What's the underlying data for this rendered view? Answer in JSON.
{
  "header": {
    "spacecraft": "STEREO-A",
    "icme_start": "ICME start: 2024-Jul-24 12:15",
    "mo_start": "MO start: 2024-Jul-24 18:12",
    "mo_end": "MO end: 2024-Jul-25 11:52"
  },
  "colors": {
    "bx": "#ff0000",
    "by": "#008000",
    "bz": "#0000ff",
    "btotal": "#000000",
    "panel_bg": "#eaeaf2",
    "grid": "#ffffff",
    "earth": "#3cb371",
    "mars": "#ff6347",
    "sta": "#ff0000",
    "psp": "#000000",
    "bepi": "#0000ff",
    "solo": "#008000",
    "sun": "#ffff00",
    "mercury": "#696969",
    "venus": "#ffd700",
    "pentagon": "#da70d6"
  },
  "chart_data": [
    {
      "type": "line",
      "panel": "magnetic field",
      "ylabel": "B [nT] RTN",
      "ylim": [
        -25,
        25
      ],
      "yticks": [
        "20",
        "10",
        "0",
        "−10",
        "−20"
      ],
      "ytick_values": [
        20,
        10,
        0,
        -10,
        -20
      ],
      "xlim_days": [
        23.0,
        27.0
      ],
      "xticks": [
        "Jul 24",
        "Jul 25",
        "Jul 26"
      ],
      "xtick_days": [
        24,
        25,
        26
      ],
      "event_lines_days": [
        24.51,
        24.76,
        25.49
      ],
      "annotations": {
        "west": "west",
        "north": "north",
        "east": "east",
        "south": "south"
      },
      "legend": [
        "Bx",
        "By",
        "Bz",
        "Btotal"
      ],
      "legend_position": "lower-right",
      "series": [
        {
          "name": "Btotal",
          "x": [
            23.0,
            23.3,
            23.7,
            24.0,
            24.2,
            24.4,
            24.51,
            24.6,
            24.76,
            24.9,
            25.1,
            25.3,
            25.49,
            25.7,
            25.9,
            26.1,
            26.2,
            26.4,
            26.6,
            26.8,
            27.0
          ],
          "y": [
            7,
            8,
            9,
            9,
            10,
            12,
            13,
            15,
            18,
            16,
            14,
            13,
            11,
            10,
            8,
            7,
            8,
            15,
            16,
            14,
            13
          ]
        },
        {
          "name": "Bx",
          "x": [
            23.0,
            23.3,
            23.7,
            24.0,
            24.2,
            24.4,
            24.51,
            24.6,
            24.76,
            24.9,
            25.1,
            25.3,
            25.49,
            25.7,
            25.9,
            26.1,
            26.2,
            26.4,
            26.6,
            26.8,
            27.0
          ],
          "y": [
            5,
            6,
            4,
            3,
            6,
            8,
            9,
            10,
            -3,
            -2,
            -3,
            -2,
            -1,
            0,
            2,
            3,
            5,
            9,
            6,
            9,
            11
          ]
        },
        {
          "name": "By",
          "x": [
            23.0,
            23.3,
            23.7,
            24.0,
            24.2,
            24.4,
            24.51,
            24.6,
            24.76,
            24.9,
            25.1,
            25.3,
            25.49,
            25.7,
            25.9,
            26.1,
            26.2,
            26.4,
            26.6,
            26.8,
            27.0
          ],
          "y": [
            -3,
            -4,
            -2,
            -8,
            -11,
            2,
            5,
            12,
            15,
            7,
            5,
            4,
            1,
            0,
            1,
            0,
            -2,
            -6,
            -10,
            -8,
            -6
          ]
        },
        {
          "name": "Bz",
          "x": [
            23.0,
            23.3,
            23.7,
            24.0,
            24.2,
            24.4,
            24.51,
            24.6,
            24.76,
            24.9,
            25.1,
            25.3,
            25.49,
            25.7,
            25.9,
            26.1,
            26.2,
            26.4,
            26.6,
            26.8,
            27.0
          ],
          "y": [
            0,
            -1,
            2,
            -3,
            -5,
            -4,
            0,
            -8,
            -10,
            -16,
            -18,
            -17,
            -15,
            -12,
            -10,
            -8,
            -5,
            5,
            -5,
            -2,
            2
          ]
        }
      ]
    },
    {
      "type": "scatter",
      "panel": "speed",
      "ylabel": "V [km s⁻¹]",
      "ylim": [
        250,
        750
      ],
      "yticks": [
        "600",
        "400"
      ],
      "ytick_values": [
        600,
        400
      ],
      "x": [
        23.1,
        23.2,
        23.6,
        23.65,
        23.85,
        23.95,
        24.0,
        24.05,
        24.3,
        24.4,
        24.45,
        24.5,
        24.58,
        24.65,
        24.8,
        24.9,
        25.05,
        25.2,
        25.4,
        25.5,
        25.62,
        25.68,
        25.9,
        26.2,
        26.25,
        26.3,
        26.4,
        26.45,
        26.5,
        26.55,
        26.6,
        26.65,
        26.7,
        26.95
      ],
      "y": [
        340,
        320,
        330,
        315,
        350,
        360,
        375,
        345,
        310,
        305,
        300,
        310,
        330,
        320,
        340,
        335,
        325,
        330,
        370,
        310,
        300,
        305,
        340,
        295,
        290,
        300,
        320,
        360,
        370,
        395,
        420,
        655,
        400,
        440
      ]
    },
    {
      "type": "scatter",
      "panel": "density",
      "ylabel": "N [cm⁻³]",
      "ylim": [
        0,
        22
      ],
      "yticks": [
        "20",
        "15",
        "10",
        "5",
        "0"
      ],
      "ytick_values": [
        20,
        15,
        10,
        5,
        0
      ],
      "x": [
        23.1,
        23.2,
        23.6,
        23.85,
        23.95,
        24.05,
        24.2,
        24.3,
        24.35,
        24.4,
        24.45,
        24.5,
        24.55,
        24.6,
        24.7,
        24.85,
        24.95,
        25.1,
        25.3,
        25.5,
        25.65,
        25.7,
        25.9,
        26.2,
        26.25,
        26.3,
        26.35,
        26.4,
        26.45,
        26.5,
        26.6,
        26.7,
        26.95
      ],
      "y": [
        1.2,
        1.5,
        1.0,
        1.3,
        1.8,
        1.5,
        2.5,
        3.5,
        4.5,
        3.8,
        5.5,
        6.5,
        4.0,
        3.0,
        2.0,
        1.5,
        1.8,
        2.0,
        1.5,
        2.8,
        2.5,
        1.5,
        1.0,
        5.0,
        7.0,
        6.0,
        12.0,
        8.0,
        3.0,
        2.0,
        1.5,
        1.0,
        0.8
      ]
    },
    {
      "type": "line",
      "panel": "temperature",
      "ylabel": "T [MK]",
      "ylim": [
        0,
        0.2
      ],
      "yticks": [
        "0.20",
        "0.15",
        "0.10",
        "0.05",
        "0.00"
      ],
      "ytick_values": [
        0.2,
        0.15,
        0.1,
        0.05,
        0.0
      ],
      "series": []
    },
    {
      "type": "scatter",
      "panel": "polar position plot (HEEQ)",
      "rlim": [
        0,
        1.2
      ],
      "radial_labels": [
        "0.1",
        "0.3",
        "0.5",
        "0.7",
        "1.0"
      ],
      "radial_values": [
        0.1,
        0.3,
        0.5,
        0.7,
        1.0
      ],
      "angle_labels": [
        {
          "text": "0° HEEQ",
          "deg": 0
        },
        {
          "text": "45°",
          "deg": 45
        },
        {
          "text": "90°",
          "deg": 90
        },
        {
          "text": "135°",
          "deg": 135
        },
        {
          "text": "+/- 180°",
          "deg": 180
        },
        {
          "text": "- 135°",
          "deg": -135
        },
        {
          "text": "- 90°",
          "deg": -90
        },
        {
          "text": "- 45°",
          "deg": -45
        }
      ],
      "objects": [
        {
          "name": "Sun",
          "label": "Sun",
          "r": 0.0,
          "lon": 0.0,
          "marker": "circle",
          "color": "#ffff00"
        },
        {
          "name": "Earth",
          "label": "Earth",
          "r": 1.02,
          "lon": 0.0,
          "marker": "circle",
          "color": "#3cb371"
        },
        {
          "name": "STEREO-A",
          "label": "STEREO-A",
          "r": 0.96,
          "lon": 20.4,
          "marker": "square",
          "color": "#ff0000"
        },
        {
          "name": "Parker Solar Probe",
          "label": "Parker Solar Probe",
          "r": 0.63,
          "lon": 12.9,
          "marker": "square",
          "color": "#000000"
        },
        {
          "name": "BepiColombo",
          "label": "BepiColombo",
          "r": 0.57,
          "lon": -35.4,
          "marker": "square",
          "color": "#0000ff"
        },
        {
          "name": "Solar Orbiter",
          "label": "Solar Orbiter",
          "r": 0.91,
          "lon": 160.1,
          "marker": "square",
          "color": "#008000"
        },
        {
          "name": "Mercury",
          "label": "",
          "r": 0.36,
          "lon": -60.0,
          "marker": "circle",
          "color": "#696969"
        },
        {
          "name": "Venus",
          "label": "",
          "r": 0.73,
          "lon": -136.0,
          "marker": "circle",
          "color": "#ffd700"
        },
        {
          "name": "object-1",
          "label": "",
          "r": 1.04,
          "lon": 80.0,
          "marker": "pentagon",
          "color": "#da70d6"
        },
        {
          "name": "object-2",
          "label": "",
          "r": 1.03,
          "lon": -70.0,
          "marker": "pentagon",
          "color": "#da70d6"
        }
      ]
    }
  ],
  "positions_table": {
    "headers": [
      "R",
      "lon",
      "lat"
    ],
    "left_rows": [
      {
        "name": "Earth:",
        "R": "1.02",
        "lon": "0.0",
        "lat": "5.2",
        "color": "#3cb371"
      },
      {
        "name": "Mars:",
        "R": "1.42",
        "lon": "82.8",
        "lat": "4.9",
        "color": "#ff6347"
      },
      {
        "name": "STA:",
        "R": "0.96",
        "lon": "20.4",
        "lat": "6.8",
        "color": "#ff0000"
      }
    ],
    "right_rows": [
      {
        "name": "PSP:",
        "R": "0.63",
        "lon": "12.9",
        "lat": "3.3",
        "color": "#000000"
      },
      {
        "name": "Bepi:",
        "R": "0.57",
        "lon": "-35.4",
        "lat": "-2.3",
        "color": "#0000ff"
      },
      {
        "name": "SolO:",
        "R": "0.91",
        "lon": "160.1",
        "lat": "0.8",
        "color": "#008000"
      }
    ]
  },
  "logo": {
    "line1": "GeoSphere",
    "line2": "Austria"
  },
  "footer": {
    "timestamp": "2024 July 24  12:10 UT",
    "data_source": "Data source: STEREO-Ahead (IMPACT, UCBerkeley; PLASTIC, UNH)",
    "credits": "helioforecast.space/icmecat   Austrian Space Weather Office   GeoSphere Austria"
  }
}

────────────────

WORK TO DO: Look through the material and say how many lines hold "start". Give the number only.

EXPECTED ANSWER: 2